_Exercise requirements_
Report how many lines of the records below include the word "Chết". Give nothing but the number.

═══ Source data

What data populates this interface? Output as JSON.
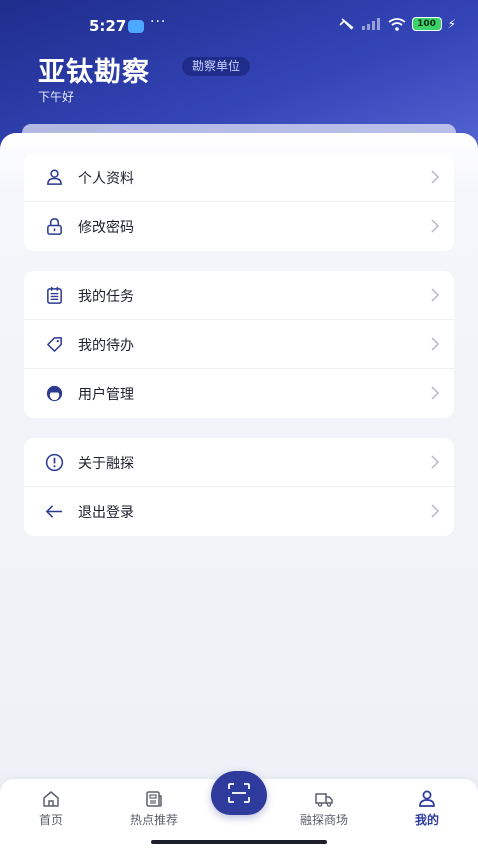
{
  "status_bar": {
    "time": "5:27",
    "dots": "···",
    "battery": "100"
  },
  "header": {
    "title": "亚钛勘察",
    "badge": "勘察单位",
    "greeting": "下午好"
  },
  "menu_groups": [
    {
      "items": [
        {
          "label": "个人资料",
          "icon": "person-icon"
        },
        {
          "label": "修改密码",
          "icon": "lock-icon"
        }
      ]
    },
    {
      "items": [
        {
          "label": "我的任务",
          "icon": "task-list-icon"
        },
        {
          "label": "我的待办",
          "icon": "tag-icon"
        },
        {
          "label": "用户管理",
          "icon": "user-avatar-icon"
        }
      ]
    },
    {
      "items": [
        {
          "label": "关于融探",
          "icon": "info-circle-icon"
        },
        {
          "label": "退出登录",
          "icon": "arrow-left-icon"
        }
      ]
    }
  ],
  "tabbar": {
    "tabs": [
      {
        "label": "首页",
        "icon": "home-icon"
      },
      {
        "label": "热点推荐",
        "icon": "news-icon"
      },
      {
        "label": "融探商场",
        "icon": "truck-icon"
      },
      {
        "label": "我的",
        "icon": "person-icon",
        "active": true
      }
    ],
    "center": {
      "icon": "scan-icon"
    }
  },
  "colors": {
    "primary": "#2f3b9c",
    "icon": "#2c3a8f",
    "chevron": "#b7b9c4"
  }
}
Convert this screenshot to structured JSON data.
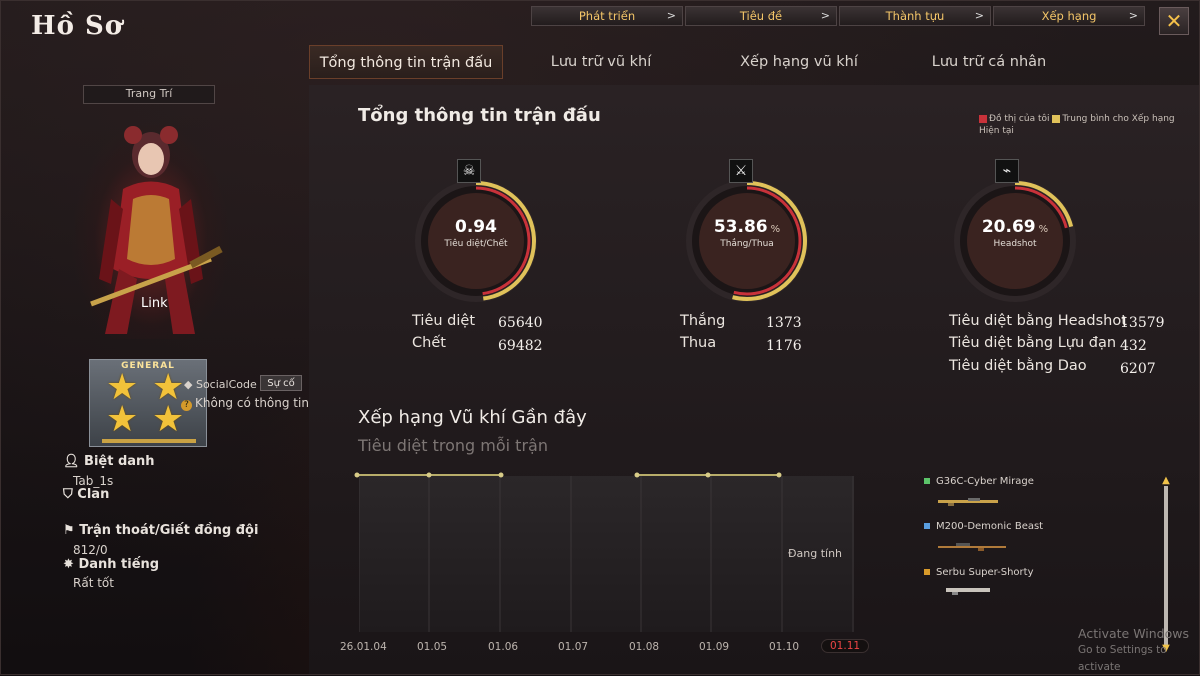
{
  "app": {
    "title": "Hồ Sơ",
    "close_glyph": "✕"
  },
  "topnav": [
    {
      "label": "Phát triển",
      "chevron": ">"
    },
    {
      "label": "Tiêu đề",
      "chevron": ">"
    },
    {
      "label": "Thành tựu",
      "chevron": ">"
    },
    {
      "label": "Xếp hạng",
      "chevron": ">"
    }
  ],
  "tabs": [
    {
      "label": "Tổng thông tin trận đấu",
      "active": true
    },
    {
      "label": "Lưu trữ vũ khí",
      "active": false
    },
    {
      "label": "Xếp hạng vũ khí",
      "active": false
    },
    {
      "label": "Lưu trữ cá nhân",
      "active": false
    }
  ],
  "profile": {
    "decorate_label": "Trang Trí",
    "character_name": "Link",
    "rank_label": "GENERAL",
    "nickname_label": "Biệt danh",
    "nickname_value": "Tab_1s",
    "socialcode_label": "SocialCode",
    "socialcode_button": "Sự cố",
    "no_info": "Không có thông tin",
    "clan_label": "Clan",
    "escape_label": "Trận thoát/Giết đồng đội",
    "escape_value": "812/0",
    "reputation_label": "Danh tiếng",
    "reputation_value": "Rất tốt"
  },
  "summary": {
    "title": "Tổng thông tin trận đấu",
    "legend_mine": "Đồ thị của tôi",
    "legend_avg": "Trung bình cho Xếp hạng Hiện tại",
    "legend_mine_color": "#c8323a",
    "legend_avg_color": "#e0c25a",
    "gauges": [
      {
        "value": "0.94",
        "unit": "",
        "label": "Tiêu diệt/Chết",
        "icon": "skull-icon",
        "fill": 0.48
      },
      {
        "value": "53.86",
        "unit": "%",
        "label": "Thắng/Thua",
        "icon": "crossed-guns-icon",
        "fill": 0.54
      },
      {
        "value": "20.69",
        "unit": "%",
        "label": "Headshot",
        "icon": "rifle-icon",
        "fill": 0.21
      }
    ],
    "stats": {
      "kills_label": "Tiêu diệt",
      "kills": "65640",
      "deaths_label": "Chết",
      "deaths": "69482",
      "wins_label": "Thắng",
      "wins": "1373",
      "losses_label": "Thua",
      "losses": "1176",
      "hs_kills_label": "Tiêu diệt bằng Headshot",
      "hs_kills": "13579",
      "grenade_kills_label": "Tiêu diệt bằng Lựu đạn",
      "grenade_kills": "432",
      "knife_kills_label": "Tiêu diệt bằng Dao",
      "knife_kills": "6207"
    }
  },
  "recent": {
    "title": "Xếp hạng Vũ khí Gần đây",
    "subtitle": "Tiêu diệt trong mỗi trận",
    "calculating": "Đang tính",
    "dates": [
      "26.01.04",
      "01.05",
      "01.06",
      "01.07",
      "01.08",
      "01.09",
      "01.10",
      "01.11"
    ],
    "selected_date": "01.11",
    "weapons": [
      {
        "name": "G36C-Cyber Mirage",
        "color": "#5cc46a"
      },
      {
        "name": "M200-Demonic Beast",
        "color": "#5a9ee0"
      },
      {
        "name": "Serbu Super-Shorty",
        "color": "#d89a2a"
      }
    ]
  },
  "watermark": {
    "line1": "Activate Windows",
    "line2": "Go to Settings to activate"
  }
}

══════

_Result of this task_
2